##### Source material

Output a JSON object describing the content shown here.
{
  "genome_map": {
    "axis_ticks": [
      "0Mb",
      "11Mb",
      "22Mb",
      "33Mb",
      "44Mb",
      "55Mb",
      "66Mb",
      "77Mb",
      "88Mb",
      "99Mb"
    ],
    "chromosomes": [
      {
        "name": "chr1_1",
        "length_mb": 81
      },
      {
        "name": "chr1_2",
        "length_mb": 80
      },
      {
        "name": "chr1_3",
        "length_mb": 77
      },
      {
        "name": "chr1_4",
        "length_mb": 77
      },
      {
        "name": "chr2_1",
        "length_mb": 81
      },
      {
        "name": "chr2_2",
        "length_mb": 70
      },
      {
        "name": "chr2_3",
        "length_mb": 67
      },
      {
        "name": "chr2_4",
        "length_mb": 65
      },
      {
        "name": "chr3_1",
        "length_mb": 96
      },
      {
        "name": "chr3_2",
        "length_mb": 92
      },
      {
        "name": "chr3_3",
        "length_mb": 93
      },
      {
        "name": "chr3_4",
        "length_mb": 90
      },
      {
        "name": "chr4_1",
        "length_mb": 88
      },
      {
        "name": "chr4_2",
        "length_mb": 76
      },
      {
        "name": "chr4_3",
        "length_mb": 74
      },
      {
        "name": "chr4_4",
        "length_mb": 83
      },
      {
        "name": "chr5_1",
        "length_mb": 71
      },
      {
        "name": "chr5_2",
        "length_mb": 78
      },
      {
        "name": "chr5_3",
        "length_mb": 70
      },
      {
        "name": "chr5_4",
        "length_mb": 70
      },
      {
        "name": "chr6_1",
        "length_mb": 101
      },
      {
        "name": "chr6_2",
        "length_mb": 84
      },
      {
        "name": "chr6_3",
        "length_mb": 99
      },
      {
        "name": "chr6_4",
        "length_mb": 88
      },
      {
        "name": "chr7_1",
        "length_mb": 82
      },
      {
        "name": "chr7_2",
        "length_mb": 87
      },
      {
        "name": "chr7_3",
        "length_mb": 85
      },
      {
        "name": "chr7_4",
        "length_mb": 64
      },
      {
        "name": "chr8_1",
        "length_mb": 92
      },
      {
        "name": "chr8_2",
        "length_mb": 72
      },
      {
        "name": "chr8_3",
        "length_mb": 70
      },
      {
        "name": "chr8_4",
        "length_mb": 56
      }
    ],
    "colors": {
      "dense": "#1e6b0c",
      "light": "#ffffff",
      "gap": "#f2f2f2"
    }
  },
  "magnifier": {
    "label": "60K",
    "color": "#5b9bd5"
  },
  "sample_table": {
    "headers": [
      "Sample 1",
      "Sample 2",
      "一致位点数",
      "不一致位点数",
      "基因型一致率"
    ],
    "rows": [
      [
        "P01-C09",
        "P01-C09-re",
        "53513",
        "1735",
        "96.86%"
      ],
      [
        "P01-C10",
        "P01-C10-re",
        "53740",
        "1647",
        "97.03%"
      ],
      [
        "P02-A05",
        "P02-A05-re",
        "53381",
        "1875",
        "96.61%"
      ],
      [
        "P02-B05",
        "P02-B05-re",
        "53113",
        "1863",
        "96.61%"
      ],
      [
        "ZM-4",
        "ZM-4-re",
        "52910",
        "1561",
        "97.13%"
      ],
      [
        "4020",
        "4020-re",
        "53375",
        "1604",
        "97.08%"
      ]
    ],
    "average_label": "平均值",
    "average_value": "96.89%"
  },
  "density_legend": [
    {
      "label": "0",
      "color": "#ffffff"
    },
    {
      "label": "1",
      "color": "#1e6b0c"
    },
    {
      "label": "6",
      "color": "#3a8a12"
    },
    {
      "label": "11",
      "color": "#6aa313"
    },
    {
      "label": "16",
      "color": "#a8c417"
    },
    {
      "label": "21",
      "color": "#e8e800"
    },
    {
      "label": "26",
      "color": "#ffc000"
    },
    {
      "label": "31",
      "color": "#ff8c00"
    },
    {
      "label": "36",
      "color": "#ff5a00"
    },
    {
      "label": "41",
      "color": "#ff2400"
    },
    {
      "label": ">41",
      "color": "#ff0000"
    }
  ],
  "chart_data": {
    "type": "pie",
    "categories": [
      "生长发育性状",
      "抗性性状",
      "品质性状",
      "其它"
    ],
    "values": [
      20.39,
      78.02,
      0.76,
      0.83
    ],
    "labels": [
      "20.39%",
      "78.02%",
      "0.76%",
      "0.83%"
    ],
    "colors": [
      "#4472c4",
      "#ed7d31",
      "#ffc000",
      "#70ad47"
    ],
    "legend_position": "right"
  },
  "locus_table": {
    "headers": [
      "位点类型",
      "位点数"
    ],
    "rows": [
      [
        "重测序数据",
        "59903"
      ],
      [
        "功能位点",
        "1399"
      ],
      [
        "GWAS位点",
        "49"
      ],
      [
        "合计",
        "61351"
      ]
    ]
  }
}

##########

▶ _How to complete this task_
Output each line of the entries exactly, so that nothing is lost.

▶ _Answer to this task_
Output a JSON object describing the content shown here.
{
  "genome_map": {
    "axis_ticks": [
      "0Mb",
      "11Mb",
      "22Mb",
      "33Mb",
      "44Mb",
      "55Mb",
      "66Mb",
      "77Mb",
      "88Mb",
      "99Mb"
    ],
    "chromosomes": [
      {
        "name": "chr1_1",
        "length_mb": 81
      },
      {
        "name": "chr1_2",
        "length_mb": 80
      },
      {
        "name": "chr1_3",
        "length_mb": 77
      },
      {
        "name": "chr1_4",
        "length_mb": 77
      },
      {
        "name": "chr2_1",
        "length_mb": 81
      },
      {
        "name": "chr2_2",
        "length_mb": 70
      },
      {
        "name": "chr2_3",
        "length_mb": 67
      },
      {
        "name": "chr2_4",
        "length_mb": 65
      },
      {
        "name": "chr3_1",
        "length_mb": 96
      },
      {
        "name": "chr3_2",
        "length_mb": 92
      },
      {
        "name": "chr3_3",
        "length_mb": 93
      },
      {
        "name": "chr3_4",
        "length_mb": 90
      },
      {
        "name": "chr4_1",
        "length_mb": 88
      },
      {
        "name": "chr4_2",
        "length_mb": 76
      },
      {
        "name": "chr4_3",
        "length_mb": 74
      },
      {
        "name": "chr4_4",
        "length_mb": 83
      },
      {
        "name": "chr5_1",
        "length_mb": 71
      },
      {
        "name": "chr5_2",
        "length_mb": 78
      },
      {
        "name": "chr5_3",
        "length_mb": 70
      },
      {
        "name": "chr5_4",
        "length_mb": 70
      },
      {
        "name": "chr6_1",
        "length_mb": 101
      },
      {
        "name": "chr6_2",
        "length_mb": 84
      },
      {
        "name": "chr6_3",
        "length_mb": 99
      },
      {
        "name": "chr6_4",
        "length_mb": 88
      },
      {
        "name": "chr7_1",
        "length_mb": 82
      },
      {
        "name": "chr7_2",
        "length_mb": 87
      },
      {
        "name": "chr7_3",
        "length_mb": 85
      },
      {
        "name": "chr7_4",
        "length_mb": 64
      },
      {
        "name": "chr8_1",
        "length_mb": 92
      },
      {
        "name": "chr8_2",
        "length_mb": 72
      },
      {
        "name": "chr8_3",
        "length_mb": 70
      },
      {
        "name": "chr8_4",
        "length_mb": 56
      }
    ],
    "colors": {
      "dense": "#1e6b0c",
      "light": "#ffffff",
      "gap": "#f2f2f2"
    }
  },
  "magnifier": {
    "label": "60K",
    "color": "#5b9bd5"
  },
  "sample_table": {
    "headers": [
      "Sample 1",
      "Sample 2",
      "一致位点数",
      "不一致位点数",
      "基因型一致率"
    ],
    "rows": [
      [
        "P01-C09",
        "P01-C09-re",
        "53513",
        "1735",
        "96.86%"
      ],
      [
        "P01-C10",
        "P01-C10-re",
        "53740",
        "1647",
        "97.03%"
      ],
      [
        "P02-A05",
        "P02-A05-re",
        "53381",
        "1875",
        "96.61%"
      ],
      [
        "P02-B05",
        "P02-B05-re",
        "53113",
        "1863",
        "96.61%"
      ],
      [
        "ZM-4",
        "ZM-4-re",
        "52910",
        "1561",
        "97.13%"
      ],
      [
        "4020",
        "4020-re",
        "53375",
        "1604",
        "97.08%"
      ]
    ],
    "average_label": "平均值",
    "average_value": "96.89%"
  },
  "density_legend": [
    {
      "label": "0",
      "color": "#ffffff"
    },
    {
      "label": "1",
      "color": "#1e6b0c"
    },
    {
      "label": "6",
      "color": "#3a8a12"
    },
    {
      "label": "11",
      "color": "#6aa313"
    },
    {
      "label": "16",
      "color": "#a8c417"
    },
    {
      "label": "21",
      "color": "#e8e800"
    },
    {
      "label": "26",
      "color": "#ffc000"
    },
    {
      "label": "31",
      "color": "#ff8c00"
    },
    {
      "label": "36",
      "color": "#ff5a00"
    },
    {
      "label": "41",
      "color": "#ff2400"
    },
    {
      "label": ">41",
      "color": "#ff0000"
    }
  ],
  "chart_data": {
    "type": "pie",
    "categories": [
      "生长发育性状",
      "抗性性状",
      "品质性状",
      "其它"
    ],
    "values": [
      20.39,
      78.02,
      0.76,
      0.83
    ],
    "labels": [
      "20.39%",
      "78.02%",
      "0.76%",
      "0.83%"
    ],
    "colors": [
      "#4472c4",
      "#ed7d31",
      "#ffc000",
      "#70ad47"
    ],
    "legend_position": "right"
  },
  "locus_table": {
    "headers": [
      "位点类型",
      "位点数"
    ],
    "rows": [
      [
        "重测序数据",
        "59903"
      ],
      [
        "功能位点",
        "1399"
      ],
      [
        "GWAS位点",
        "49"
      ],
      [
        "合计",
        "61351"
      ]
    ]
  }
}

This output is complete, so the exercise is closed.